# Instruction:
Extract each record and reproduce it exactly.

— BEGIN Data to use —

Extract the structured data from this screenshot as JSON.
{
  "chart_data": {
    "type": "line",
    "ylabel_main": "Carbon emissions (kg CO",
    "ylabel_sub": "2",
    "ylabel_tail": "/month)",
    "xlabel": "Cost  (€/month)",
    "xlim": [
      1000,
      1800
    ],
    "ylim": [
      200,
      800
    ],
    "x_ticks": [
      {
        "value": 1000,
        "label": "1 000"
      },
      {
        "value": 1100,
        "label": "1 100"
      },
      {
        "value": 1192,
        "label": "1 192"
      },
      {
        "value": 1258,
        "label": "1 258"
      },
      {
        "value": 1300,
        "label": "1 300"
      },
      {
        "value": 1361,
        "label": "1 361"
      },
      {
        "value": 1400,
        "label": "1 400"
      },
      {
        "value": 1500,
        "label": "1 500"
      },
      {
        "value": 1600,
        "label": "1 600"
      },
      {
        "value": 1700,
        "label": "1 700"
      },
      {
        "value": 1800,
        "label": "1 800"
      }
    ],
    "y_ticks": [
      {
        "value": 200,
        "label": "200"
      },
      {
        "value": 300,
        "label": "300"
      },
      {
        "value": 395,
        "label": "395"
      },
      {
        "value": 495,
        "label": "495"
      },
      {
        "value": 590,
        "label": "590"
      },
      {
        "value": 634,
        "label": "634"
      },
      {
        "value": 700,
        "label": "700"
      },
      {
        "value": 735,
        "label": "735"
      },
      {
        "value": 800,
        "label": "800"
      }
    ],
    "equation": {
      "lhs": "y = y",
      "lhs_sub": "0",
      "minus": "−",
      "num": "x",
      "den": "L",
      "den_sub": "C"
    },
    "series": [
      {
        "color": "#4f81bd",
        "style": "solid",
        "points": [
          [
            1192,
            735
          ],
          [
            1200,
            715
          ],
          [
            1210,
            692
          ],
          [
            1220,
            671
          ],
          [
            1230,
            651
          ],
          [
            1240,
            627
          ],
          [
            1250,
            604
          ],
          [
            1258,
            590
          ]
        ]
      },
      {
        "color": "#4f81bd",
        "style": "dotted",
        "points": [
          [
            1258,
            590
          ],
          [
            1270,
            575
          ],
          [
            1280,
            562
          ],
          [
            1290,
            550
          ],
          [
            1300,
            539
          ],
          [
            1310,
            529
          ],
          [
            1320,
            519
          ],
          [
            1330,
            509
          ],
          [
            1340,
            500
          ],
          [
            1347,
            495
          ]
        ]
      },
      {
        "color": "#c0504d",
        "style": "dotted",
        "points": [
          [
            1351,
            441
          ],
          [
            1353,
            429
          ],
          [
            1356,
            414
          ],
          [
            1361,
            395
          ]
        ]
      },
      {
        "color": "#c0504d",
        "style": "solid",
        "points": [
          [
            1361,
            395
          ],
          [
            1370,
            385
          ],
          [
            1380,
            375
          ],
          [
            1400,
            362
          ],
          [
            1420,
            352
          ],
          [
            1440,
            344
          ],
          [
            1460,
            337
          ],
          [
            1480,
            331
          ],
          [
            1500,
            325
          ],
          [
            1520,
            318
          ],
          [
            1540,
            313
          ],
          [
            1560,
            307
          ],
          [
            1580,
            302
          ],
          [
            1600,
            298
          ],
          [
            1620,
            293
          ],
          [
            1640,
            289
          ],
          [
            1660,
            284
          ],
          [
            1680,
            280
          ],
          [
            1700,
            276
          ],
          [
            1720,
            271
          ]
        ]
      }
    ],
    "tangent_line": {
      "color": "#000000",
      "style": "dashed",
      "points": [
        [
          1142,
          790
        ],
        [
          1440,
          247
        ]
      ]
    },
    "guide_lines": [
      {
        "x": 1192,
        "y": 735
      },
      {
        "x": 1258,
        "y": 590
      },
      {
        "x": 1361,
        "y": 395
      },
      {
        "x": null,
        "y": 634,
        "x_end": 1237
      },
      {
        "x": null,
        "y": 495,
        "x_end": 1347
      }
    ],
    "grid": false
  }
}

— END Data to use —

# Answer to this task:
Extract the structured data from this screenshot as JSON.
{
  "chart_data": {
    "type": "line",
    "ylabel_main": "Carbon emissions (kg CO",
    "ylabel_sub": "2",
    "ylabel_tail": "/month)",
    "xlabel": "Cost  (€/month)",
    "xlim": [
      1000,
      1800
    ],
    "ylim": [
      200,
      800
    ],
    "x_ticks": [
      {
        "value": 1000,
        "label": "1 000"
      },
      {
        "value": 1100,
        "label": "1 100"
      },
      {
        "value": 1192,
        "label": "1 192"
      },
      {
        "value": 1258,
        "label": "1 258"
      },
      {
        "value": 1300,
        "label": "1 300"
      },
      {
        "value": 1361,
        "label": "1 361"
      },
      {
        "value": 1400,
        "label": "1 400"
      },
      {
        "value": 1500,
        "label": "1 500"
      },
      {
        "value": 1600,
        "label": "1 600"
      },
      {
        "value": 1700,
        "label": "1 700"
      },
      {
        "value": 1800,
        "label": "1 800"
      }
    ],
    "y_ticks": [
      {
        "value": 200,
        "label": "200"
      },
      {
        "value": 300,
        "label": "300"
      },
      {
        "value": 395,
        "label": "395"
      },
      {
        "value": 495,
        "label": "495"
      },
      {
        "value": 590,
        "label": "590"
      },
      {
        "value": 634,
        "label": "634"
      },
      {
        "value": 700,
        "label": "700"
      },
      {
        "value": 735,
        "label": "735"
      },
      {
        "value": 800,
        "label": "800"
      }
    ],
    "equation": {
      "lhs": "y = y",
      "lhs_sub": "0",
      "minus": "−",
      "num": "x",
      "den": "L",
      "den_sub": "C"
    },
    "series": [
      {
        "color": "#4f81bd",
        "style": "solid",
        "points": [
          [
            1192,
            735
          ],
          [
            1200,
            715
          ],
          [
            1210,
            692
          ],
          [
            1220,
            671
          ],
          [
            1230,
            651
          ],
          [
            1240,
            627
          ],
          [
            1250,
            604
          ],
          [
            1258,
            590
          ]
        ]
      },
      {
        "color": "#4f81bd",
        "style": "dotted",
        "points": [
          [
            1258,
            590
          ],
          [
            1270,
            575
          ],
          [
            1280,
            562
          ],
          [
            1290,
            550
          ],
          [
            1300,
            539
          ],
          [
            1310,
            529
          ],
          [
            1320,
            519
          ],
          [
            1330,
            509
          ],
          [
            1340,
            500
          ],
          [
            1347,
            495
          ]
        ]
      },
      {
        "color": "#c0504d",
        "style": "dotted",
        "points": [
          [
            1351,
            441
          ],
          [
            1353,
            429
          ],
          [
            1356,
            414
          ],
          [
            1361,
            395
          ]
        ]
      },
      {
        "color": "#c0504d",
        "style": "solid",
        "points": [
          [
            1361,
            395
          ],
          [
            1370,
            385
          ],
          [
            1380,
            375
          ],
          [
            1400,
            362
          ],
          [
            1420,
            352
          ],
          [
            1440,
            344
          ],
          [
            1460,
            337
          ],
          [
            1480,
            331
          ],
          [
            1500,
            325
          ],
          [
            1520,
            318
          ],
          [
            1540,
            313
          ],
          [
            1560,
            307
          ],
          [
            1580,
            302
          ],
          [
            1600,
            298
          ],
          [
            1620,
            293
          ],
          [
            1640,
            289
          ],
          [
            1660,
            284
          ],
          [
            1680,
            280
          ],
          [
            1700,
            276
          ],
          [
            1720,
            271
          ]
        ]
      }
    ],
    "tangent_line": {
      "color": "#000000",
      "style": "dashed",
      "points": [
        [
          1142,
          790
        ],
        [
          1440,
          247
        ]
      ]
    },
    "guide_lines": [
      {
        "x": 1192,
        "y": 735
      },
      {
        "x": 1258,
        "y": 590
      },
      {
        "x": 1361,
        "y": 395
      },
      {
        "x": null,
        "y": 634,
        "x_end": 1237
      },
      {
        "x": null,
        "y": 495,
        "x_end": 1347
      }
    ],
    "grid": false
  }
}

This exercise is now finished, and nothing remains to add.